:: What you have to do ::
Please lay out every line of the listing below as a JSON list of strings, one string per line, with blank lines left out.

:: Recorded information ::

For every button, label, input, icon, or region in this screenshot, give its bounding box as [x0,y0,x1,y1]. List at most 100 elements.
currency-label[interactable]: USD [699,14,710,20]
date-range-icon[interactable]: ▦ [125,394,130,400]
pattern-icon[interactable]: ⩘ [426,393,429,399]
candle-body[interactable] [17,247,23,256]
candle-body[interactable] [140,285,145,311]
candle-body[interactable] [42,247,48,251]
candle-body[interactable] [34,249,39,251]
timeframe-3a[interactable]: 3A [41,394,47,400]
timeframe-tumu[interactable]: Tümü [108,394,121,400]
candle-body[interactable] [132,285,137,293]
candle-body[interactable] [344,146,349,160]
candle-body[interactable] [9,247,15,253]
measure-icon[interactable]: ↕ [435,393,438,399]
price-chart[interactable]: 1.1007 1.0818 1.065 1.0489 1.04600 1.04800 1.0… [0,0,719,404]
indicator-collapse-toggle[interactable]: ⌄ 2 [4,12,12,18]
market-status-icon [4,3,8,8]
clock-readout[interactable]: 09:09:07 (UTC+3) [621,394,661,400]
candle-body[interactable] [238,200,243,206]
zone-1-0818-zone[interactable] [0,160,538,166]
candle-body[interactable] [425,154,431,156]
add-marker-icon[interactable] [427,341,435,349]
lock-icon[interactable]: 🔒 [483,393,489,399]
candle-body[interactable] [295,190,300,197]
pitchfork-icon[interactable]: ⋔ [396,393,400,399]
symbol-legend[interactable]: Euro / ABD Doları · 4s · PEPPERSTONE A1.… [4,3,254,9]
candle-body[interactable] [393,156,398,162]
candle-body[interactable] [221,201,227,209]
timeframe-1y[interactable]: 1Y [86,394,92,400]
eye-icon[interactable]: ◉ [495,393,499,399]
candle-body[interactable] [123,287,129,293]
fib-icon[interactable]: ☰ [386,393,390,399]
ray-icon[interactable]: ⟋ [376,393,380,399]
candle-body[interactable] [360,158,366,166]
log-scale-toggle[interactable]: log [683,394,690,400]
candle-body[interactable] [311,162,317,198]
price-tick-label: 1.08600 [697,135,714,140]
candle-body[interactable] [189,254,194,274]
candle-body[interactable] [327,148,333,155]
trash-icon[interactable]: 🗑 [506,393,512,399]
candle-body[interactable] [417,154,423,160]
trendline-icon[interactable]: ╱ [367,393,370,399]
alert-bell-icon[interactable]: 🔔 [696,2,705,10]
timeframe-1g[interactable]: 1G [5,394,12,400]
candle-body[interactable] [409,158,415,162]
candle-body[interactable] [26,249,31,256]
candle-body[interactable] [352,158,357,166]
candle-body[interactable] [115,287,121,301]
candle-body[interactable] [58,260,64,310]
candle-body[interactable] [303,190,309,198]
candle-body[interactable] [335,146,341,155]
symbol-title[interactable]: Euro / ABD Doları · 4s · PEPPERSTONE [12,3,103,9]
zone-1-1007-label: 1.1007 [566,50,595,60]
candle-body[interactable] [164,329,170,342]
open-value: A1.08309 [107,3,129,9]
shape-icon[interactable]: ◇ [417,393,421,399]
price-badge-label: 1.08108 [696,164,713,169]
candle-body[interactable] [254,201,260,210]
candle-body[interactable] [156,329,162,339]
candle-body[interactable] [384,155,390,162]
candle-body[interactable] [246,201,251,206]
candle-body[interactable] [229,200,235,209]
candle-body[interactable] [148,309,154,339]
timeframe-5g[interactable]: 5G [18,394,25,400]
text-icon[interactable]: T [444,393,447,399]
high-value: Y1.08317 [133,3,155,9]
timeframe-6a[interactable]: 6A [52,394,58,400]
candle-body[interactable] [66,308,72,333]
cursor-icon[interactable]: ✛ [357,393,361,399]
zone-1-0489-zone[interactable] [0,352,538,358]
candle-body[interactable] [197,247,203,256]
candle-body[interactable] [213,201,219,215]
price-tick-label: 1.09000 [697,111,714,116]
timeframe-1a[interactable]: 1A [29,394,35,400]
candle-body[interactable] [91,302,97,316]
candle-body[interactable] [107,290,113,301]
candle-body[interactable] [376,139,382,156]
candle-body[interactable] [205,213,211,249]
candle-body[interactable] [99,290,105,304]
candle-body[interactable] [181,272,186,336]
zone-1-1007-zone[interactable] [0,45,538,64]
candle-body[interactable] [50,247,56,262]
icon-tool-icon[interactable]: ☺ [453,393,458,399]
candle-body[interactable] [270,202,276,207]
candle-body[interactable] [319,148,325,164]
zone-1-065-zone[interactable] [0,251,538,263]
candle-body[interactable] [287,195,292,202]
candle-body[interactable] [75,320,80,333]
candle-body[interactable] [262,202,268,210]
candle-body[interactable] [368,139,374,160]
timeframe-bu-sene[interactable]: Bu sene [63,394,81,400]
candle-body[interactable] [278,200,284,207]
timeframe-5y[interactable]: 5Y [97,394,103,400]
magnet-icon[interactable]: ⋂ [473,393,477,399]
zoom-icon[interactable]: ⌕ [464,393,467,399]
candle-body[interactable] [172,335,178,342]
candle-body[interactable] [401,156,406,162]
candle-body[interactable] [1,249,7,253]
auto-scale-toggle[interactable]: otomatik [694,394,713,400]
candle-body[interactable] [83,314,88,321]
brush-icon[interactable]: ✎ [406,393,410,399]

:::

:: Completed task ::
[
  "For every button, label, input, icon, or region in this screenshot, give its bounding box as [x0,y0,x1,y1]. List at most 100 elements.",
  "currency-label[interactable]: USD [699,14,710,20]",
  "date-range-icon[interactable]: ▦ [125,394,130,400]",
  "pattern-icon[interactable]: ⩘ [426,393,429,399]",
  "candle-body[interactable] [17,247,23,256]",
  "candle-body[interactable] [140,285,145,311]",
  "candle-body[interactable] [42,247,48,251]",
  "candle-body[interactable] [34,249,39,251]",
  "timeframe-3a[interactable]: 3A [41,394,47,400]",
  "timeframe-tumu[interactable]: Tümü [108,394,121,400]",
  "candle-body[interactable] [132,285,137,293]",
  "candle-body[interactable] [344,146,349,160]",
  "candle-body[interactable] [9,247,15,253]",
  "measure-icon[interactable]: ↕ [435,393,438,399]",
  "price-chart[interactable]: 1.1007 1.0818 1.065 1.0489 1.04600 1.04800 1.0… [0,0,719,404]",
  "indicator-collapse-toggle[interactable]: ⌄ 2 [4,12,12,18]",
  "market-status-icon [4,3,8,8]",
  "clock-readout[interactable]: 09:09:07 (UTC+3) [621,394,661,400]",
  "candle-body[interactable] [238,200,243,206]",
  "zone-1-0818-zone[interactable] [0,160,538,166]",
  "candle-body[interactable] [425,154,431,156]",
  "add-marker-icon[interactable] [427,341,435,349]",
  "lock-icon[interactable]: 🔒 [483,393,489,399]",
  "candle-body[interactable] [295,190,300,197]",
  "pitchfork-icon[interactable]: ⋔ [396,393,400,399]",
  "symbol-legend[interactable]: Euro / ABD Doları · 4s · PEPPERSTONE A1.… [4,3,254,9]",
  "candle-body[interactable] [393,156,398,162]",
  "candle-body[interactable] [221,201,227,209]",
  "timeframe-1y[interactable]: 1Y [86,394,92,400]",
  "eye-icon[interactable]: ◉ [495,393,499,399]",
  "candle-body[interactable] [123,287,129,293]",
  "fib-icon[interactable]: ☰ [386,393,390,399]",
  "ray-icon[interactable]: ⟋ [376,393,380,399]",
  "candle-body[interactable] [360,158,366,166]",
  "log-scale-toggle[interactable]: log [683,394,690,400]",
  "candle-body[interactable] [311,162,317,198]",
  "price-tick-label: 1.08600 [697,135,714,140]",
  "candle-body[interactable] [189,254,194,274]",
  "candle-body[interactable] [327,148,333,155]",
  "trash-icon[interactable]: 🗑 [506,393,512,399]",
  "candle-body[interactable] [417,154,423,160]",
  "trendline-icon[interactable]: ╱ [367,393,370,399]",
  "alert-bell-icon[interactable]: 🔔 [696,2,705,10]",
  "timeframe-1g[interactable]: 1G [5,394,12,400]",
  "candle-body[interactable] [409,158,415,162]",
  "candle-body[interactable] [26,249,31,256]",
  "candle-body[interactable] [352,158,357,166]",
  "candle-body[interactable] [115,287,121,301]",
  "candle-body[interactable] [58,260,64,310]",
  "candle-body[interactable] [303,190,309,198]",
  "candle-body[interactable] [335,146,341,155]",
  "symbol-title[interactable]: Euro / ABD Doları · 4s · PEPPERSTONE [12,3,103,9]",
  "zone-1-1007-label: 1.1007 [566,50,595,60]",
  "candle-body[interactable] [164,329,170,342]",
  "open-value: A1.08309 [107,3,129,9]",
  "shape-icon[interactable]: ◇ [417,393,421,399]",
  "price-badge-label: 1.08108 [696,164,713,169]",
  "candle-body[interactable] [254,201,260,210]",
  "candle-body[interactable] [156,329,162,339]",
  "candle-body[interactable] [384,155,390,162]",
  "candle-body[interactable] [246,201,251,206]",
  "candle-body[interactable] [229,200,235,209]",
  "candle-body[interactable] [148,309,154,339]",
  "timeframe-5g[interactable]: 5G [18,394,25,400]",
  "text-icon[interactable]: T [444,393,447,399]",
  "high-value: Y1.08317 [133,3,155,9]",
  "timeframe-6a[interactable]: 6A [52,394,58,400]",
  "candle-body[interactable] [66,308,72,333]",
  "cursor-icon[interactable]: ✛ [357,393,361,399]",
  "zone-1-0489-zone[interactable] [0,352,538,358]",
  "candle-body[interactable] [197,247,203,256]",
  "candle-body[interactable] [213,201,219,215]",
  "price-tick-label: 1.09000 [697,111,714,116]",
  "timeframe-1a[interactable]: 1A [29,394,35,400]",
  "candle-body[interactable] [91,302,97,316]",
  "candle-body[interactable] [107,290,113,301]",
  "candle-body[interactable] [376,139,382,156]",
  "candle-body[interactable] [205,213,211,249]",
  "candle-body[interactable] [99,290,105,304]",
  "candle-body[interactable] [181,272,186,336]",
  "zone-1-1007-zone[interactable] [0,45,538,64]",
  "candle-body[interactable] [50,247,56,262]",
  "icon-tool-icon[interactable]: ☺ [453,393,458,399]",
  "candle-body[interactable] [270,202,276,207]",
  "candle-body[interactable] [319,148,325,164]",
  "zone-1-065-zone[interactable] [0,251,538,263]",
  "candle-body[interactable] [287,195,292,202]",
  "candle-body[interactable] [75,320,80,333]",
  "candle-body[interactable] [262,202,268,210]",
  "candle-body[interactable] [368,139,374,160]",
  "timeframe-bu-sene[interactable]: Bu sene [63,394,81,400]",
  "candle-body[interactable] [278,200,284,207]",
  "timeframe-5y[interactable]: 5Y [97,394,103,400]",
  "magnet-icon[interactable]: ⋂ [473,393,477,399]",
  "zoom-icon[interactable]: ⌕ [464,393,467,399]",
  "candle-body[interactable] [172,335,178,342]",
  "candle-body[interactable] [401,156,406,162]",
  "candle-body[interactable] [1,249,7,253]",
  "auto-scale-toggle[interactable]: otomatik [694,394,713,400]",
  "candle-body[interactable] [83,314,88,321]",
  "brush-icon[interactable]: ✎ [406,393,410,399]"
]